■ **Challenge**
Set each entry down verbatim, omitting images.

■ **Records to use**

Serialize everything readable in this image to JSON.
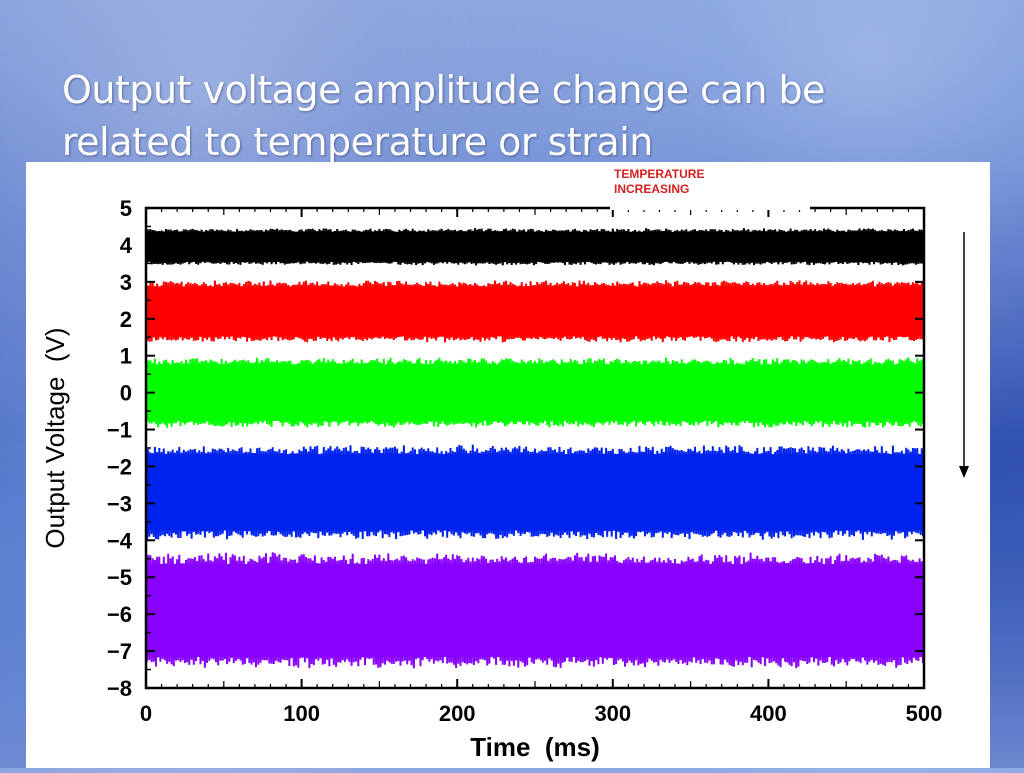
{
  "slide": {
    "title_line1": "Output voltage amplitude change can be",
    "title_line2": "related to temperature or strain"
  },
  "annotation": {
    "line1": "TEMPERATURE",
    "line2": "INCREASING",
    "color": "#d42020"
  },
  "chart_data": {
    "type": "line",
    "title": "",
    "xlabel": "Time  (ms)",
    "ylabel": "Output Voltage  (V)",
    "xlim": [
      0,
      500
    ],
    "ylim": [
      -8,
      5
    ],
    "xticks": [
      "0",
      "100",
      "200",
      "300",
      "400",
      "500"
    ],
    "yticks": [
      "5",
      "4",
      "3",
      "2",
      "1",
      "0",
      "−1",
      "−2",
      "−3",
      "−4",
      "−5",
      "−6",
      "−7",
      "−8"
    ],
    "series": [
      {
        "color": "#000000",
        "center": 3.95,
        "amplitude": 0.45
      },
      {
        "color": "#ff0000",
        "center": 2.2,
        "amplitude": 0.75
      },
      {
        "color": "#00ff00",
        "center": 0.0,
        "amplitude": 0.85
      },
      {
        "color": "#0022ee",
        "center": -2.7,
        "amplitude": 1.15
      },
      {
        "color": "#8800ff",
        "center": -5.9,
        "amplitude": 1.4
      }
    ],
    "grid": false,
    "legend": "none"
  }
}
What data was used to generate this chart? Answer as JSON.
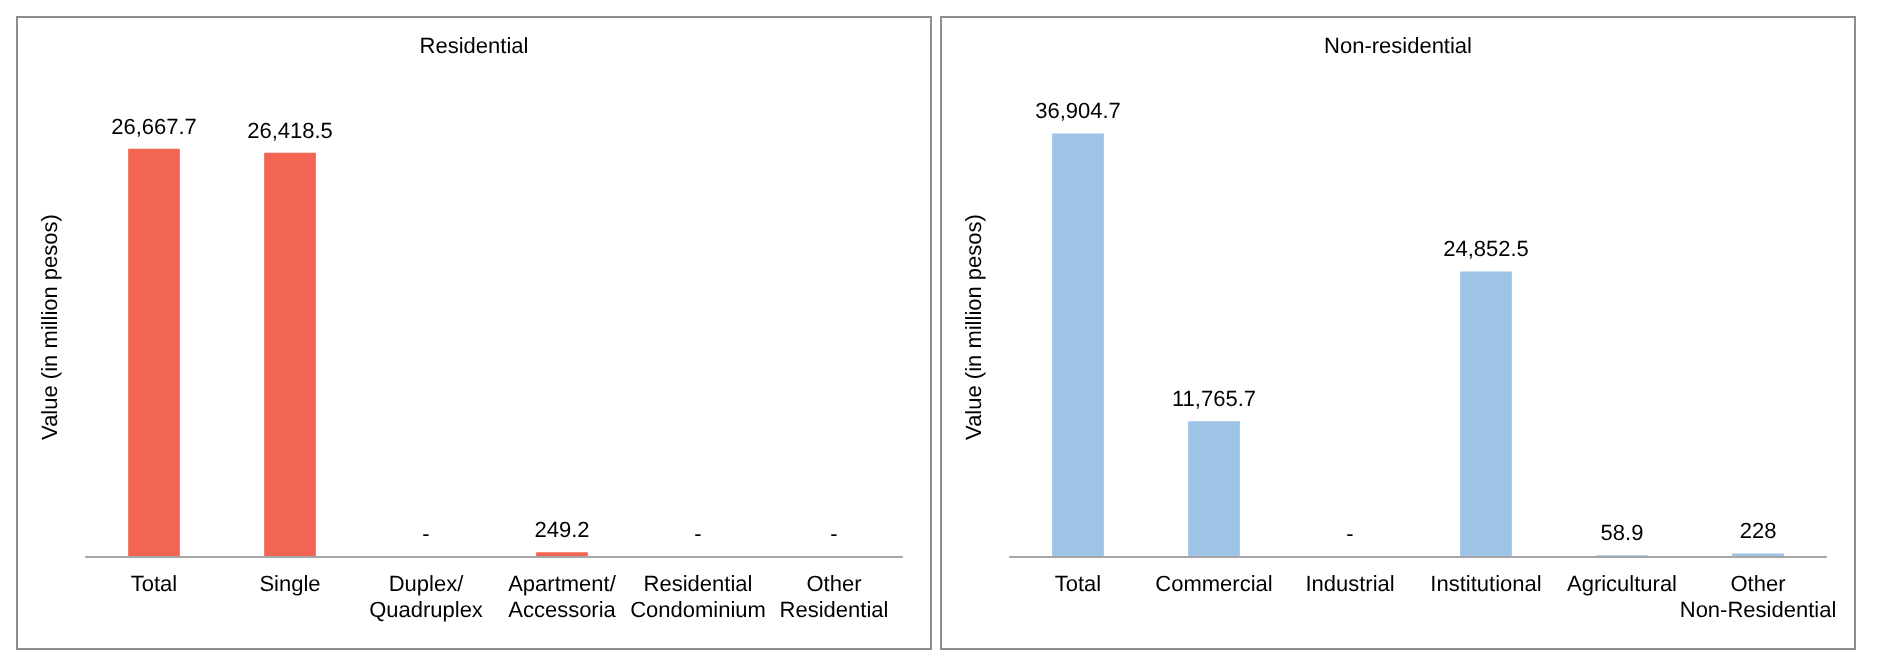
{
  "chart_data": [
    {
      "type": "bar",
      "title": "Residential",
      "ylabel": "Value (in million pesos)",
      "categories": [
        "Total",
        "Single",
        "Duplex/\nQuadruplex",
        "Apartment/\nAccessoria",
        "Residential\nCondominium",
        "Other\nResidential"
      ],
      "values": [
        26667.7,
        26418.5,
        0,
        249.2,
        0,
        0
      ],
      "value_labels": [
        "26,667.7",
        "26,418.5",
        "-",
        "249.2",
        "-",
        "-"
      ],
      "color": "#f26552",
      "grid": false,
      "tick_labels": "x"
    },
    {
      "type": "bar",
      "title": "Non-residential",
      "ylabel": "Value (in million pesos)",
      "categories": [
        "Total",
        "Commercial",
        "Industrial",
        "Institutional",
        "Agricultural",
        "Other\nNon-Residential"
      ],
      "values": [
        36904.7,
        11765.7,
        0,
        24852.5,
        58.9,
        228
      ],
      "value_labels": [
        "36,904.7",
        "11,765.7",
        "-",
        "24,852.5",
        "58.9",
        "228"
      ],
      "color": "#9dc3e6",
      "grid": false,
      "tick_labels": "x"
    }
  ]
}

■ **Written reply**
Serialize everything readable in this image to JSON.
{
  "slide": {
    "title_line1": "Output voltage amplitude change can be",
    "title_line2": "related to temperature or strain"
  },
  "annotation": {
    "line1": "TEMPERATURE",
    "line2": "INCREASING",
    "color": "#d42020"
  },
  "chart_data": {
    "type": "line",
    "title": "",
    "xlabel": "Time  (ms)",
    "ylabel": "Output Voltage  (V)",
    "xlim": [
      0,
      500
    ],
    "ylim": [
      -8,
      5
    ],
    "xticks": [
      "0",
      "100",
      "200",
      "300",
      "400",
      "500"
    ],
    "yticks": [
      "5",
      "4",
      "3",
      "2",
      "1",
      "0",
      "−1",
      "−2",
      "−3",
      "−4",
      "−5",
      "−6",
      "−7",
      "−8"
    ],
    "series": [
      {
        "color": "#000000",
        "center": 3.95,
        "amplitude": 0.45
      },
      {
        "color": "#ff0000",
        "center": 2.2,
        "amplitude": 0.75
      },
      {
        "color": "#00ff00",
        "center": 0.0,
        "amplitude": 0.85
      },
      {
        "color": "#0022ee",
        "center": -2.7,
        "amplitude": 1.15
      },
      {
        "color": "#8800ff",
        "center": -5.9,
        "amplitude": 1.4
      }
    ],
    "grid": false,
    "legend": "none"
  }
}
What data was used to generate this chart? Answer as JSON.
{
  "chart_data": [
    {
      "type": "bar",
      "title": "Residential",
      "ylabel": "Value (in million pesos)",
      "categories": [
        "Total",
        "Single",
        "Duplex/\nQuadruplex",
        "Apartment/\nAccessoria",
        "Residential\nCondominium",
        "Other\nResidential"
      ],
      "values": [
        26667.7,
        26418.5,
        0,
        249.2,
        0,
        0
      ],
      "value_labels": [
        "26,667.7",
        "26,418.5",
        "-",
        "249.2",
        "-",
        "-"
      ],
      "color": "#f26552",
      "grid": false,
      "tick_labels": "x"
    },
    {
      "type": "bar",
      "title": "Non-residential",
      "ylabel": "Value (in million pesos)",
      "categories": [
        "Total",
        "Commercial",
        "Industrial",
        "Institutional",
        "Agricultural",
        "Other\nNon-Residential"
      ],
      "values": [
        36904.7,
        11765.7,
        0,
        24852.5,
        58.9,
        228
      ],
      "value_labels": [
        "36,904.7",
        "11,765.7",
        "-",
        "24,852.5",
        "58.9",
        "228"
      ],
      "color": "#9dc3e6",
      "grid": false,
      "tick_labels": "x"
    }
  ]
}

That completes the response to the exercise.